### AIM OF THE TASK
Pick out each line of the records that includes the string "Testing", and copy it.

### SUPPLIED RECORDS

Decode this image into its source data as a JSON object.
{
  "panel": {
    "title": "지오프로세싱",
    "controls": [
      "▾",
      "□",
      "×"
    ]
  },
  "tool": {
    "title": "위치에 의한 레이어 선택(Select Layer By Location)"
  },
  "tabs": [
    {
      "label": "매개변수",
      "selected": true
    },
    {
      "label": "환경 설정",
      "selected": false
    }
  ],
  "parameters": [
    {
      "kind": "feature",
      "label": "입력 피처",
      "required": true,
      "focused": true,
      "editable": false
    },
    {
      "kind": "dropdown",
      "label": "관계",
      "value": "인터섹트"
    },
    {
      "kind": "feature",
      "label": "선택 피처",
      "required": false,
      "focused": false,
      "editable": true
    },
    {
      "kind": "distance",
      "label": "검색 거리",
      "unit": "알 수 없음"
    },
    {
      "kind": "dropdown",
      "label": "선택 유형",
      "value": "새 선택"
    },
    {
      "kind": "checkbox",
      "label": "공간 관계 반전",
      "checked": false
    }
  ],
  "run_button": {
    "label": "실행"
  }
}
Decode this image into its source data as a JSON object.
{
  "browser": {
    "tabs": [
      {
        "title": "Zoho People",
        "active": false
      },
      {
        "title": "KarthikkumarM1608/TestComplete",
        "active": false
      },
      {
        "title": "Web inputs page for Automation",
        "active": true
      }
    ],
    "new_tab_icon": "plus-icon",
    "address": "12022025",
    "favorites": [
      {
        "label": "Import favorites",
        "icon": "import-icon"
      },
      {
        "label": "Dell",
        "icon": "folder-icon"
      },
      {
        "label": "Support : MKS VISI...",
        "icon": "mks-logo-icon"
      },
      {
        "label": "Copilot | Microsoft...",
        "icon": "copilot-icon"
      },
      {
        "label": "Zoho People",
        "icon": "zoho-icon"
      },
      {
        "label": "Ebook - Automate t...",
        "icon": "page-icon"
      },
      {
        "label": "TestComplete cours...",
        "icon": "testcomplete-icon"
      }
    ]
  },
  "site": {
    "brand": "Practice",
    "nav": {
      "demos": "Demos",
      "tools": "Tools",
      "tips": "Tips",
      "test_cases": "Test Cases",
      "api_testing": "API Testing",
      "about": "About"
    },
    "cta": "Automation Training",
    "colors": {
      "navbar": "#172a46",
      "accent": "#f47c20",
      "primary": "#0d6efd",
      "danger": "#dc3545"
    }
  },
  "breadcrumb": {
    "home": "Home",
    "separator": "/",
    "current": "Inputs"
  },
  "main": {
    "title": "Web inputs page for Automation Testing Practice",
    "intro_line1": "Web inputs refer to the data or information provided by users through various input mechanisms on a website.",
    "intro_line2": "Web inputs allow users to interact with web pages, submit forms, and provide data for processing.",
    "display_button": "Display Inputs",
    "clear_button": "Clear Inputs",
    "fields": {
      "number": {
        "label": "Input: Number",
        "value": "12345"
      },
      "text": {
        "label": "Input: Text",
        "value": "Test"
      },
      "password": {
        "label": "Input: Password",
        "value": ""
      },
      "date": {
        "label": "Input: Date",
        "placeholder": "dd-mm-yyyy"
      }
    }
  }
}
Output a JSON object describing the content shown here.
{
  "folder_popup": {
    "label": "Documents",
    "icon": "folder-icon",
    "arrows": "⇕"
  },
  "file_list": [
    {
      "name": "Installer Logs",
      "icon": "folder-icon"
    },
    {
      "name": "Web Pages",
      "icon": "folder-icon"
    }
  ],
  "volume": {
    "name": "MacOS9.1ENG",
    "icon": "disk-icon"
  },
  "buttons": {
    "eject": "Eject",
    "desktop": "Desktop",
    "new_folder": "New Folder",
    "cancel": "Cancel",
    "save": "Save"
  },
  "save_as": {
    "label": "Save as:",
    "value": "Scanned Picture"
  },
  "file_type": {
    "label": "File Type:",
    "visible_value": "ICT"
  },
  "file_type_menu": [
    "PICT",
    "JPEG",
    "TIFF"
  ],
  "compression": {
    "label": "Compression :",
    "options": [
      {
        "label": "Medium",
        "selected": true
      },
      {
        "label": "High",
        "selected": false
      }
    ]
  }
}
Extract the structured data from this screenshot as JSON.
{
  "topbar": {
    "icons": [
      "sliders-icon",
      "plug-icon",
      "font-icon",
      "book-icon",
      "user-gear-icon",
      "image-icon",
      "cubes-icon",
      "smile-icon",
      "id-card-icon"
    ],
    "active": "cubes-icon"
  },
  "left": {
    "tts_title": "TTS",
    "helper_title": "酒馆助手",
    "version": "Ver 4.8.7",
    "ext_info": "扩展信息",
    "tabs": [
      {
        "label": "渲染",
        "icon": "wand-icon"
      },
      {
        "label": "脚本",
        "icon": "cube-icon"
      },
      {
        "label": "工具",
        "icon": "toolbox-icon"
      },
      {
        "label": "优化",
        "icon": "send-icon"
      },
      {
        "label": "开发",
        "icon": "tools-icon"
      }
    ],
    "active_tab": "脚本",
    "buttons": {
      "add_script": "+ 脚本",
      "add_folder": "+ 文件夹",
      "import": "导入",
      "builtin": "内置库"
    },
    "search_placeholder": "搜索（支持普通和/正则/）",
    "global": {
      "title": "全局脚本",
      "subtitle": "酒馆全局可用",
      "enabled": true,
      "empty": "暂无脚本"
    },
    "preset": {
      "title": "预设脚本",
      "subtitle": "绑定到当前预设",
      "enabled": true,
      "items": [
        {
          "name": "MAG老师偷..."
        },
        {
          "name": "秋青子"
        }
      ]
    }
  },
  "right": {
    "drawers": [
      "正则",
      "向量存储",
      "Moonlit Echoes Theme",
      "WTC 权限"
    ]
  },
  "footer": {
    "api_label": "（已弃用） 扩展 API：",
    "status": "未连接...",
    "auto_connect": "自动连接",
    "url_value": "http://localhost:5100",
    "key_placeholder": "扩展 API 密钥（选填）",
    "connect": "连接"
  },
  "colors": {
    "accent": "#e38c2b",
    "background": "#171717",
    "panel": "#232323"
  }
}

### SOLUTION TO THIS PROBLEM
      "api_testing": "API Testing",
    "title": "Web inputs page for Automation Testing Practice",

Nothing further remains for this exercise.